[DATA FOR THIS EXERCISE]
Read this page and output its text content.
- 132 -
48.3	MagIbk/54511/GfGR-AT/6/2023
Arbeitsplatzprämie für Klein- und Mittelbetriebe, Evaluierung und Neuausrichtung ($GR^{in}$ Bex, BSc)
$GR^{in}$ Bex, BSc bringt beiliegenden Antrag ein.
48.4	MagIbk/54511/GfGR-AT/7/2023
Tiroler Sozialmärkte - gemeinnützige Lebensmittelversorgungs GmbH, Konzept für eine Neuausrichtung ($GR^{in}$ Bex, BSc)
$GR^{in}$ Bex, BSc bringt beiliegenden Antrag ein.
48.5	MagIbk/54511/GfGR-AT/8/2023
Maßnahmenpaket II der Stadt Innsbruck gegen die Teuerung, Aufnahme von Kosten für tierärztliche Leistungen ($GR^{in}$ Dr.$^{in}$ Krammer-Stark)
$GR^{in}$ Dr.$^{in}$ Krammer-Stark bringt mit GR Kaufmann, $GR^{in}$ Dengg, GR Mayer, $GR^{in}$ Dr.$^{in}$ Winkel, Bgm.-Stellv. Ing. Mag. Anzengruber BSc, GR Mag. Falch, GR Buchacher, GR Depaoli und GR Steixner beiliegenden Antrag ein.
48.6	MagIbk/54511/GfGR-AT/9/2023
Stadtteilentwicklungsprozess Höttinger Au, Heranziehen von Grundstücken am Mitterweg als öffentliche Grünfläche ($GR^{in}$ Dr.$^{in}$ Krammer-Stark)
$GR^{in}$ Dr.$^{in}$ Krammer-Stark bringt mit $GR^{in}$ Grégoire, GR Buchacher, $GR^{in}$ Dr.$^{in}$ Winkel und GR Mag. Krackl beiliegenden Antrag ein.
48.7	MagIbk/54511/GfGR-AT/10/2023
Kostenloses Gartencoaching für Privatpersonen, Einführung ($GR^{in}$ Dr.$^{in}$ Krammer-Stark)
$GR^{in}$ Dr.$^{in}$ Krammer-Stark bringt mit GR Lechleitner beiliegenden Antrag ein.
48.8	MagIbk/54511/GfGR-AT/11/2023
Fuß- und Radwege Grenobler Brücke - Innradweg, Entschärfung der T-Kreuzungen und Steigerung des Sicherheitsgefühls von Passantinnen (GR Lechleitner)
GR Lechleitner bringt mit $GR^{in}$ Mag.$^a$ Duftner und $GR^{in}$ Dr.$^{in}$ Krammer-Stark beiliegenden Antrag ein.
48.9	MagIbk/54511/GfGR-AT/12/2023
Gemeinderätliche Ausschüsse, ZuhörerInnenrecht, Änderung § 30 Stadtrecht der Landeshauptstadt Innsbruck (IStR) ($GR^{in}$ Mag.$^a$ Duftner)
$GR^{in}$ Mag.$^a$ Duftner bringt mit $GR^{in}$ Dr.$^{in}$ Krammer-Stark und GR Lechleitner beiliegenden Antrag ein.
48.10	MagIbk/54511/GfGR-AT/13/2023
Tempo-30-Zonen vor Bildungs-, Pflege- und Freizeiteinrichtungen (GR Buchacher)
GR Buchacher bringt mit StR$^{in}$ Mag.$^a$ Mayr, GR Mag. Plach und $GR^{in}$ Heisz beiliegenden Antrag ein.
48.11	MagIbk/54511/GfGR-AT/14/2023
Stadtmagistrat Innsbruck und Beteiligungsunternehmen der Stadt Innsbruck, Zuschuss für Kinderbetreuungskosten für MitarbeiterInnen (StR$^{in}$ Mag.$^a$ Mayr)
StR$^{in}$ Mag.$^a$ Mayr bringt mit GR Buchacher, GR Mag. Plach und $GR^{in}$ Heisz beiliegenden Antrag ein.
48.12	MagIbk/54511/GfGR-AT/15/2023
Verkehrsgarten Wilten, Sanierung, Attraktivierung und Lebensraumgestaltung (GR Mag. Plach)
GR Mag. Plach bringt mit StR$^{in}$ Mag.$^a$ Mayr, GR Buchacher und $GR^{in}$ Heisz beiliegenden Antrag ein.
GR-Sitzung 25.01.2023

[WHAT IS BEING ASKED] The word "Mayr" may occur in lines of the records. Report how many such lines there are, giving only the number.

[SOLUTION TO THE EXERCISE] 4